_DATA ENTRIES_:
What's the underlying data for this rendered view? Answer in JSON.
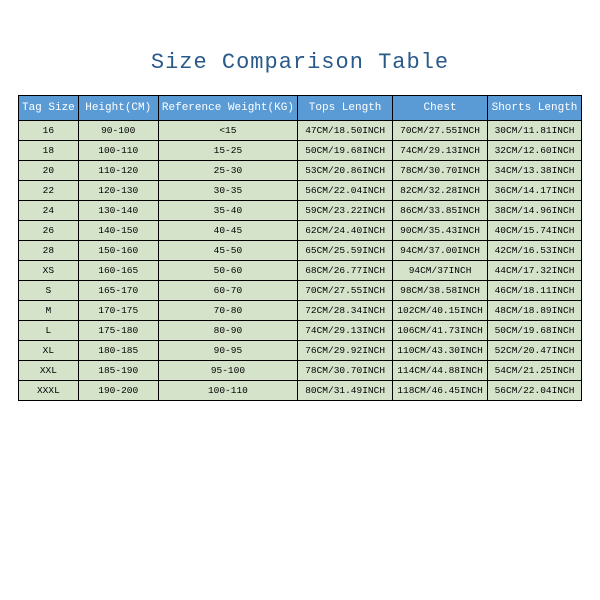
{
  "title": "Size Comparison Table",
  "table": {
    "type": "table",
    "header_bg": "#5b9bd5",
    "header_fg": "#ffffff",
    "cell_bg": "#d5e3cb",
    "border_color": "#000000",
    "columns": [
      "Tag Size",
      "Height(CM)",
      "Reference Weight(KG)",
      "Tops Length",
      "Chest",
      "Shorts Length"
    ],
    "rows": [
      [
        "16",
        "90-100",
        "<15",
        "47CM/18.50INCH",
        "70CM/27.55INCH",
        "30CM/11.81INCH"
      ],
      [
        "18",
        "100-110",
        "15-25",
        "50CM/19.68INCH",
        "74CM/29.13INCH",
        "32CM/12.60INCH"
      ],
      [
        "20",
        "110-120",
        "25-30",
        "53CM/20.86INCH",
        "78CM/30.70INCH",
        "34CM/13.38INCH"
      ],
      [
        "22",
        "120-130",
        "30-35",
        "56CM/22.04INCH",
        "82CM/32.28INCH",
        "36CM/14.17INCH"
      ],
      [
        "24",
        "130-140",
        "35-40",
        "59CM/23.22INCH",
        "86CM/33.85INCH",
        "38CM/14.96INCH"
      ],
      [
        "26",
        "140-150",
        "40-45",
        "62CM/24.40INCH",
        "90CM/35.43INCH",
        "40CM/15.74INCH"
      ],
      [
        "28",
        "150-160",
        "45-50",
        "65CM/25.59INCH",
        "94CM/37.00INCH",
        "42CM/16.53INCH"
      ],
      [
        "XS",
        "160-165",
        "50-60",
        "68CM/26.77INCH",
        "94CM/37INCH",
        "44CM/17.32INCH"
      ],
      [
        "S",
        "165-170",
        "60-70",
        "70CM/27.55INCH",
        "98CM/38.58INCH",
        "46CM/18.11INCH"
      ],
      [
        "M",
        "170-175",
        "70-80",
        "72CM/28.34INCH",
        "102CM/40.15INCH",
        "48CM/18.89INCH"
      ],
      [
        "L",
        "175-180",
        "80-90",
        "74CM/29.13INCH",
        "106CM/41.73INCH",
        "50CM/19.68INCH"
      ],
      [
        "XL",
        "180-185",
        "90-95",
        "76CM/29.92INCH",
        "110CM/43.30INCH",
        "52CM/20.47INCH"
      ],
      [
        "XXL",
        "185-190",
        "95-100",
        "78CM/30.70INCH",
        "114CM/44.88INCH",
        "54CM/21.25INCH"
      ],
      [
        "XXXL",
        "190-200",
        "100-110",
        "80CM/31.49INCH",
        "118CM/46.45INCH",
        "56CM/22.04INCH"
      ]
    ]
  }
}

_GOAL_: List all lines above in which the string "Size" appears.

_WRITTEN ANSWER_:
  "title": "Size Comparison Table",
      "Tag Size",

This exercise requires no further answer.